* [The exercise] Exactly repeat all the records below, omitting the images they hold.

Entries from a dataset
^^^^^^^^

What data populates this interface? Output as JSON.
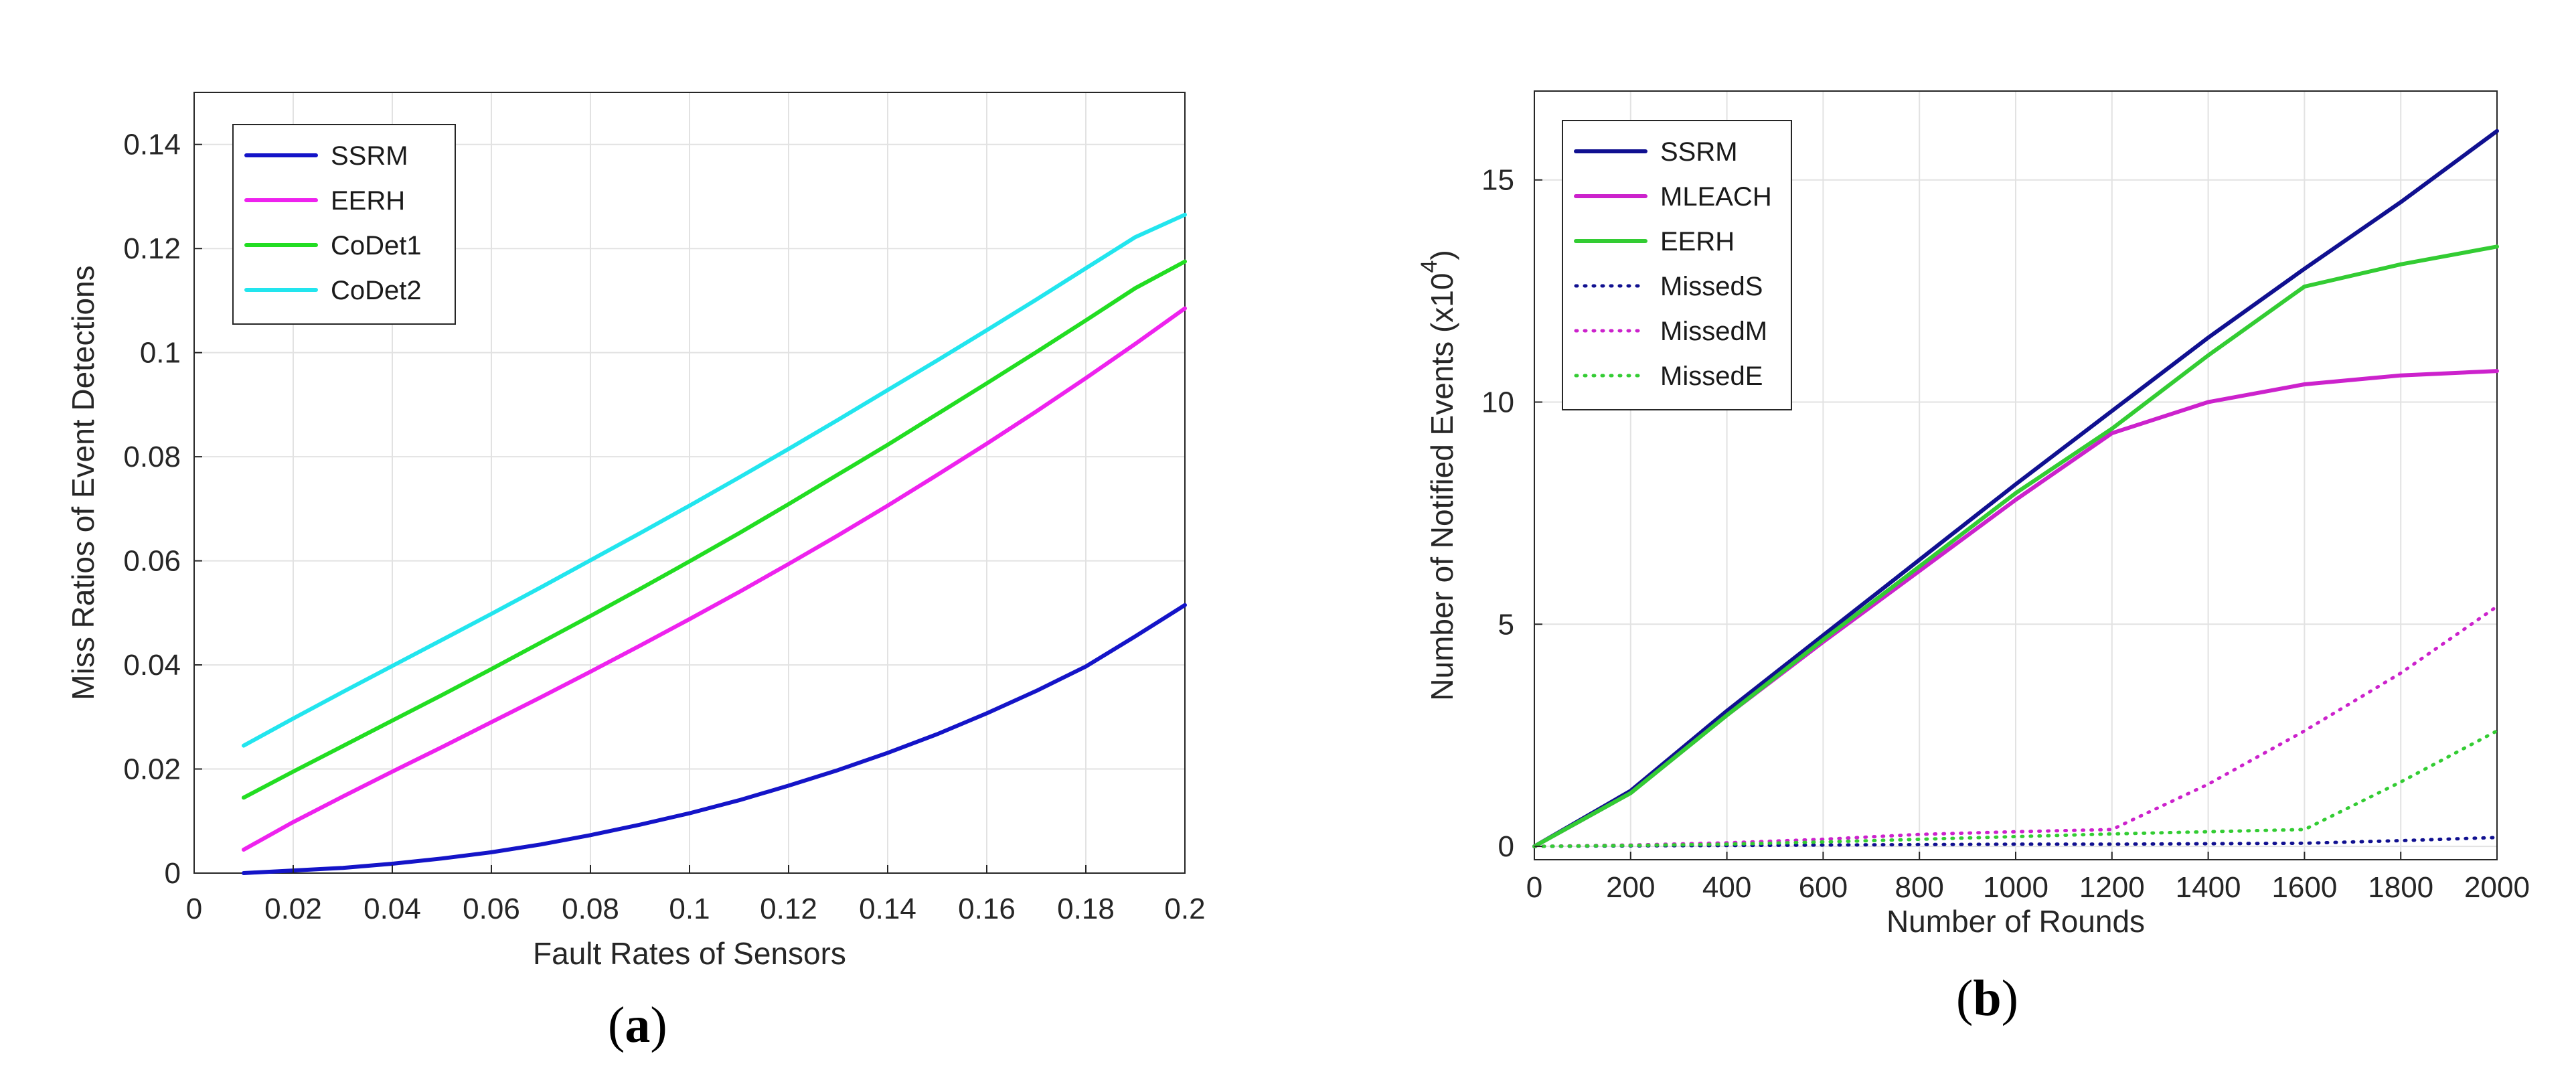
{
  "chart_data": [
    {
      "type": "line",
      "panel_label": "a",
      "xlabel": "Fault Rates of Sensors",
      "ylabel": "Miss Ratios of Event Detections",
      "xlim": [
        0,
        0.2
      ],
      "ylim": [
        0,
        0.15
      ],
      "xticks": [
        0,
        0.02,
        0.04,
        0.06,
        0.08,
        0.1,
        0.12,
        0.14,
        0.16,
        0.18,
        0.2
      ],
      "xtick_labels": [
        "0",
        "0.02",
        "0.04",
        "0.06",
        "0.08",
        "0.1",
        "0.12",
        "0.14",
        "0.16",
        "0.18",
        "0.2"
      ],
      "yticks": [
        0,
        0.02,
        0.04,
        0.06,
        0.08,
        0.1,
        0.12,
        0.14
      ],
      "ytick_labels": [
        "0",
        "0.02",
        "0.04",
        "0.06",
        "0.08",
        "0.1",
        "0.12",
        "0.14"
      ],
      "grid": true,
      "legend_position": "top-left",
      "x": [
        0.01,
        0.02,
        0.03,
        0.04,
        0.05,
        0.06,
        0.07,
        0.08,
        0.09,
        0.1,
        0.11,
        0.12,
        0.13,
        0.14,
        0.15,
        0.16,
        0.17,
        0.18,
        0.19,
        0.2
      ],
      "series": [
        {
          "name": "SSRM",
          "color": "#1414c8",
          "style": "solid",
          "values": [
            0.0,
            0.0005,
            0.001,
            0.0018,
            0.0028,
            0.004,
            0.0055,
            0.0073,
            0.0093,
            0.0115,
            0.014,
            0.0168,
            0.0198,
            0.0231,
            0.0267,
            0.0307,
            0.035,
            0.0397,
            0.0455,
            0.0515
          ]
        },
        {
          "name": "EERH",
          "color": "#ee22ee",
          "style": "solid",
          "values": [
            0.0045,
            0.0098,
            0.0147,
            0.0195,
            0.0242,
            0.029,
            0.0338,
            0.0387,
            0.0437,
            0.0488,
            0.054,
            0.0594,
            0.0649,
            0.0706,
            0.0765,
            0.0825,
            0.0887,
            0.0951,
            0.1017,
            0.1085
          ]
        },
        {
          "name": "CoDet1",
          "color": "#22dd22",
          "style": "solid",
          "values": [
            0.0145,
            0.0195,
            0.0244,
            0.0293,
            0.0342,
            0.0392,
            0.0443,
            0.0494,
            0.0546,
            0.0599,
            0.0653,
            0.0709,
            0.0766,
            0.0823,
            0.0882,
            0.0941,
            0.1001,
            0.1062,
            0.1124,
            0.1175
          ]
        },
        {
          "name": "CoDet2",
          "color": "#22e5ee",
          "style": "solid",
          "values": [
            0.0245,
            0.0297,
            0.0348,
            0.0398,
            0.0448,
            0.0498,
            0.0549,
            0.0601,
            0.0653,
            0.0706,
            0.076,
            0.0815,
            0.0871,
            0.0928,
            0.0985,
            0.1043,
            0.1102,
            0.1162,
            0.1222,
            0.1265
          ]
        }
      ]
    },
    {
      "type": "line",
      "panel_label": "b",
      "xlabel": "Number of Rounds",
      "ylabel": "Number of Notified Events (x10",
      "ylabel_exponent": "4",
      "ylabel_suffix": ")",
      "xlim": [
        0,
        2000
      ],
      "ylim": [
        -0.3,
        17
      ],
      "xticks": [
        0,
        200,
        400,
        600,
        800,
        1000,
        1200,
        1400,
        1600,
        1800,
        2000
      ],
      "xtick_labels": [
        "0",
        "200",
        "400",
        "600",
        "800",
        "1000",
        "1200",
        "1400",
        "1600",
        "1800",
        "2000"
      ],
      "yticks": [
        0,
        5,
        10,
        15
      ],
      "ytick_labels": [
        "0",
        "5",
        "10",
        "15"
      ],
      "grid": true,
      "legend_position": "top-left",
      "x": [
        0,
        200,
        400,
        600,
        800,
        1000,
        1200,
        1400,
        1600,
        1800,
        2000
      ],
      "series": [
        {
          "name": "SSRM",
          "color": "#101090",
          "style": "solid",
          "values": [
            0,
            1.25,
            3.05,
            4.75,
            6.45,
            8.15,
            9.8,
            11.45,
            13.0,
            14.5,
            16.1
          ]
        },
        {
          "name": "MLEACH",
          "color": "#cc22cc",
          "style": "solid",
          "values": [
            0,
            1.2,
            2.95,
            4.6,
            6.2,
            7.8,
            9.3,
            10.0,
            10.4,
            10.6,
            10.7
          ]
        },
        {
          "name": "EERH",
          "color": "#33cc33",
          "style": "solid",
          "values": [
            0,
            1.2,
            2.95,
            4.65,
            6.3,
            7.95,
            9.4,
            11.05,
            12.6,
            13.1,
            13.5
          ]
        },
        {
          "name": "MissedS",
          "color": "#101090",
          "style": "dotted",
          "values": [
            0,
            0.01,
            0.02,
            0.03,
            0.04,
            0.05,
            0.05,
            0.06,
            0.07,
            0.13,
            0.2
          ]
        },
        {
          "name": "MissedM",
          "color": "#cc22cc",
          "style": "dotted",
          "values": [
            0,
            0.03,
            0.08,
            0.16,
            0.27,
            0.33,
            0.38,
            1.4,
            2.6,
            3.9,
            5.4
          ]
        },
        {
          "name": "MissedE",
          "color": "#33cc33",
          "style": "dotted",
          "values": [
            0,
            0.02,
            0.05,
            0.1,
            0.16,
            0.22,
            0.28,
            0.33,
            0.38,
            1.45,
            2.6
          ]
        }
      ]
    }
  ]
}
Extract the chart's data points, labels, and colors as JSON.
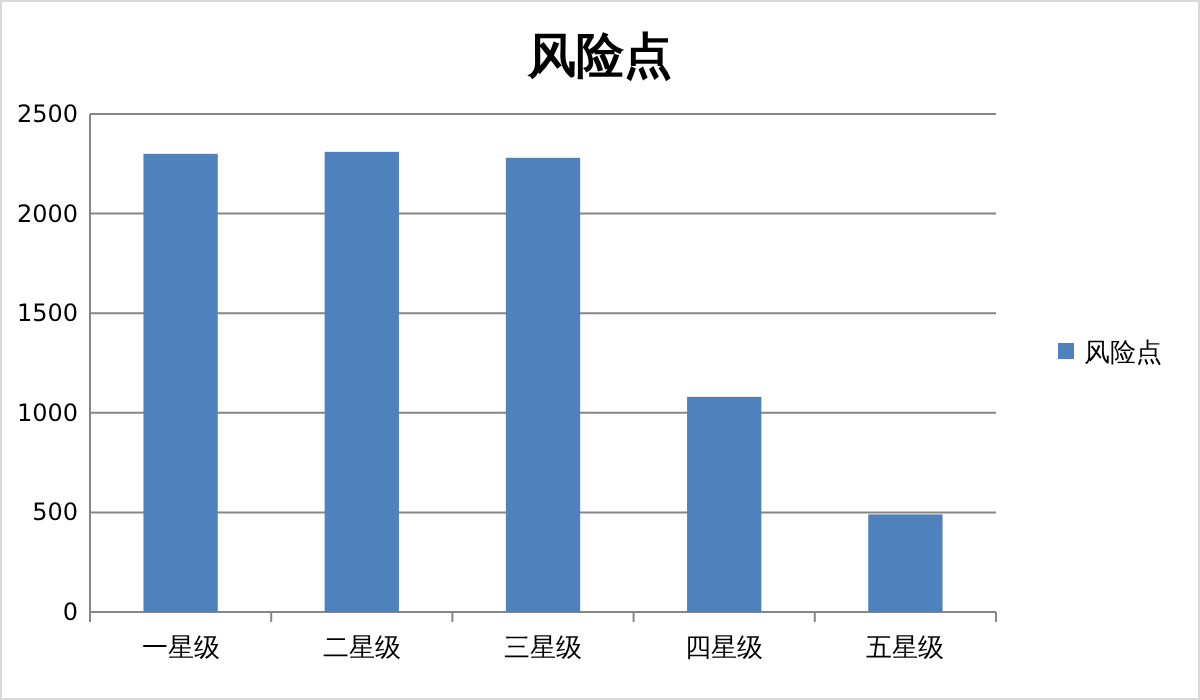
{
  "chart_data": {
    "type": "bar",
    "title": "风险点",
    "categories": [
      "一星级",
      "二星级",
      "三星级",
      "四星级",
      "五星级"
    ],
    "series": [
      {
        "name": "风险点",
        "color": "#4f81bd",
        "values": [
          2300,
          2310,
          2280,
          1080,
          490
        ]
      }
    ],
    "ylim": [
      0,
      2500
    ],
    "yticks": [
      0,
      500,
      1000,
      1500,
      2000,
      2500
    ],
    "grid": "y",
    "legend": "right"
  }
}
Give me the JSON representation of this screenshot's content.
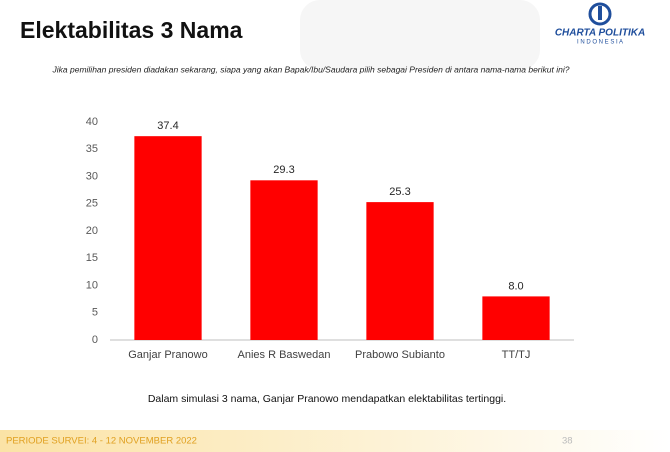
{
  "chart_data": {
    "type": "bar",
    "title": "Elektabilitas 3 Nama",
    "subtitle": "Jika pemilihan presiden diadakan sekarang, siapa yang akan Bapak/Ibu/Saudara pilih sebagai Presiden di antara nama-nama berikut ini?",
    "categories": [
      "Ganjar Pranowo",
      "Anies R Baswedan",
      "Prabowo Subianto",
      "TT/TJ"
    ],
    "values": [
      37.4,
      29.3,
      25.3,
      8.0
    ],
    "value_labels": [
      "37.4",
      "29.3",
      "25.3",
      "8.0"
    ],
    "color": "#ff0000",
    "ylim": [
      0,
      40
    ],
    "yticks": [
      0,
      5,
      10,
      15,
      20,
      25,
      30,
      35,
      40
    ],
    "grid": false,
    "annotation": "Dalam simulasi 3 nama, Ganjar Pranowo mendapatkan elektabilitas tertinggi."
  },
  "slide": {
    "logo": "CHARTA POLITIKA",
    "logo_sub": "I N D O N E S I A",
    "footer": "PERIODE SURVEI: 4 - 12 NOVEMBER 2022",
    "page": "38"
  }
}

^^^^^^^^

* [Exercise result]
What data populates this interface? Output as JSON.
{
  "chart_data": [
    {
      "type": "line",
      "panel_label": "a",
      "xlabel": "Fault Rates of Sensors",
      "ylabel": "Miss Ratios of Event Detections",
      "xlim": [
        0,
        0.2
      ],
      "ylim": [
        0,
        0.15
      ],
      "xticks": [
        0,
        0.02,
        0.04,
        0.06,
        0.08,
        0.1,
        0.12,
        0.14,
        0.16,
        0.18,
        0.2
      ],
      "xtick_labels": [
        "0",
        "0.02",
        "0.04",
        "0.06",
        "0.08",
        "0.1",
        "0.12",
        "0.14",
        "0.16",
        "0.18",
        "0.2"
      ],
      "yticks": [
        0,
        0.02,
        0.04,
        0.06,
        0.08,
        0.1,
        0.12,
        0.14
      ],
      "ytick_labels": [
        "0",
        "0.02",
        "0.04",
        "0.06",
        "0.08",
        "0.1",
        "0.12",
        "0.14"
      ],
      "grid": true,
      "legend_position": "top-left",
      "x": [
        0.01,
        0.02,
        0.03,
        0.04,
        0.05,
        0.06,
        0.07,
        0.08,
        0.09,
        0.1,
        0.11,
        0.12,
        0.13,
        0.14,
        0.15,
        0.16,
        0.17,
        0.18,
        0.19,
        0.2
      ],
      "series": [
        {
          "name": "SSRM",
          "color": "#1414c8",
          "style": "solid",
          "values": [
            0.0,
            0.0005,
            0.001,
            0.0018,
            0.0028,
            0.004,
            0.0055,
            0.0073,
            0.0093,
            0.0115,
            0.014,
            0.0168,
            0.0198,
            0.0231,
            0.0267,
            0.0307,
            0.035,
            0.0397,
            0.0455,
            0.0515
          ]
        },
        {
          "name": "EERH",
          "color": "#ee22ee",
          "style": "solid",
          "values": [
            0.0045,
            0.0098,
            0.0147,
            0.0195,
            0.0242,
            0.029,
            0.0338,
            0.0387,
            0.0437,
            0.0488,
            0.054,
            0.0594,
            0.0649,
            0.0706,
            0.0765,
            0.0825,
            0.0887,
            0.0951,
            0.1017,
            0.1085
          ]
        },
        {
          "name": "CoDet1",
          "color": "#22dd22",
          "style": "solid",
          "values": [
            0.0145,
            0.0195,
            0.0244,
            0.0293,
            0.0342,
            0.0392,
            0.0443,
            0.0494,
            0.0546,
            0.0599,
            0.0653,
            0.0709,
            0.0766,
            0.0823,
            0.0882,
            0.0941,
            0.1001,
            0.1062,
            0.1124,
            0.1175
          ]
        },
        {
          "name": "CoDet2",
          "color": "#22e5ee",
          "style": "solid",
          "values": [
            0.0245,
            0.0297,
            0.0348,
            0.0398,
            0.0448,
            0.0498,
            0.0549,
            0.0601,
            0.0653,
            0.0706,
            0.076,
            0.0815,
            0.0871,
            0.0928,
            0.0985,
            0.1043,
            0.1102,
            0.1162,
            0.1222,
            0.1265
          ]
        }
      ]
    },
    {
      "type": "line",
      "panel_label": "b",
      "xlabel": "Number of Rounds",
      "ylabel": "Number of Notified Events (x10",
      "ylabel_exponent": "4",
      "ylabel_suffix": ")",
      "xlim": [
        0,
        2000
      ],
      "ylim": [
        -0.3,
        17
      ],
      "xticks": [
        0,
        200,
        400,
        600,
        800,
        1000,
        1200,
        1400,
        1600,
        1800,
        2000
      ],
      "xtick_labels": [
        "0",
        "200",
        "400",
        "600",
        "800",
        "1000",
        "1200",
        "1400",
        "1600",
        "1800",
        "2000"
      ],
      "yticks": [
        0,
        5,
        10,
        15
      ],
      "ytick_labels": [
        "0",
        "5",
        "10",
        "15"
      ],
      "grid": true,
      "legend_position": "top-left",
      "x": [
        0,
        200,
        400,
        600,
        800,
        1000,
        1200,
        1400,
        1600,
        1800,
        2000
      ],
      "series": [
        {
          "name": "SSRM",
          "color": "#101090",
          "style": "solid",
          "values": [
            0,
            1.25,
            3.05,
            4.75,
            6.45,
            8.15,
            9.8,
            11.45,
            13.0,
            14.5,
            16.1
          ]
        },
        {
          "name": "MLEACH",
          "color": "#cc22cc",
          "style": "solid",
          "values": [
            0,
            1.2,
            2.95,
            4.6,
            6.2,
            7.8,
            9.3,
            10.0,
            10.4,
            10.6,
            10.7
          ]
        },
        {
          "name": "EERH",
          "color": "#33cc33",
          "style": "solid",
          "values": [
            0,
            1.2,
            2.95,
            4.65,
            6.3,
            7.95,
            9.4,
            11.05,
            12.6,
            13.1,
            13.5
          ]
        },
        {
          "name": "MissedS",
          "color": "#101090",
          "style": "dotted",
          "values": [
            0,
            0.01,
            0.02,
            0.03,
            0.04,
            0.05,
            0.05,
            0.06,
            0.07,
            0.13,
            0.2
          ]
        },
        {
          "name": "MissedM",
          "color": "#cc22cc",
          "style": "dotted",
          "values": [
            0,
            0.03,
            0.08,
            0.16,
            0.27,
            0.33,
            0.38,
            1.4,
            2.6,
            3.9,
            5.4
          ]
        },
        {
          "name": "MissedE",
          "color": "#33cc33",
          "style": "dotted",
          "values": [
            0,
            0.02,
            0.05,
            0.1,
            0.16,
            0.22,
            0.28,
            0.33,
            0.38,
            1.45,
            2.6
          ]
        }
      ]
    }
  ]
}
Extract the chart's data points, labels, and colors as JSON.
{
  "chart_data": {
    "type": "bar",
    "title": "风险点",
    "categories": [
      "一星级",
      "二星级",
      "三星级",
      "四星级",
      "五星级"
    ],
    "series": [
      {
        "name": "风险点",
        "color": "#4f81bd",
        "values": [
          2300,
          2310,
          2280,
          1080,
          490
        ]
      }
    ],
    "ylim": [
      0,
      2500
    ],
    "yticks": [
      0,
      500,
      1000,
      1500,
      2000,
      2500
    ],
    "grid": "y",
    "legend": "right"
  }
}
Give me the JSON representation of this screenshot's content.
{
  "chart_data": {
    "type": "bar",
    "title": "Elektabilitas 3 Nama",
    "subtitle": "Jika pemilihan presiden diadakan sekarang, siapa yang akan Bapak/Ibu/Saudara pilih sebagai Presiden di antara nama-nama berikut ini?",
    "categories": [
      "Ganjar Pranowo",
      "Anies R Baswedan",
      "Prabowo Subianto",
      "TT/TJ"
    ],
    "values": [
      37.4,
      29.3,
      25.3,
      8.0
    ],
    "value_labels": [
      "37.4",
      "29.3",
      "25.3",
      "8.0"
    ],
    "color": "#ff0000",
    "ylim": [
      0,
      40
    ],
    "yticks": [
      0,
      5,
      10,
      15,
      20,
      25,
      30,
      35,
      40
    ],
    "grid": false,
    "annotation": "Dalam simulasi 3 nama, Ganjar Pranowo mendapatkan elektabilitas tertinggi."
  },
  "slide": {
    "logo": "CHARTA POLITIKA",
    "logo_sub": "I N D O N E S I A",
    "footer": "PERIODE SURVEI: 4 - 12 NOVEMBER 2022",
    "page": "38"
  }
}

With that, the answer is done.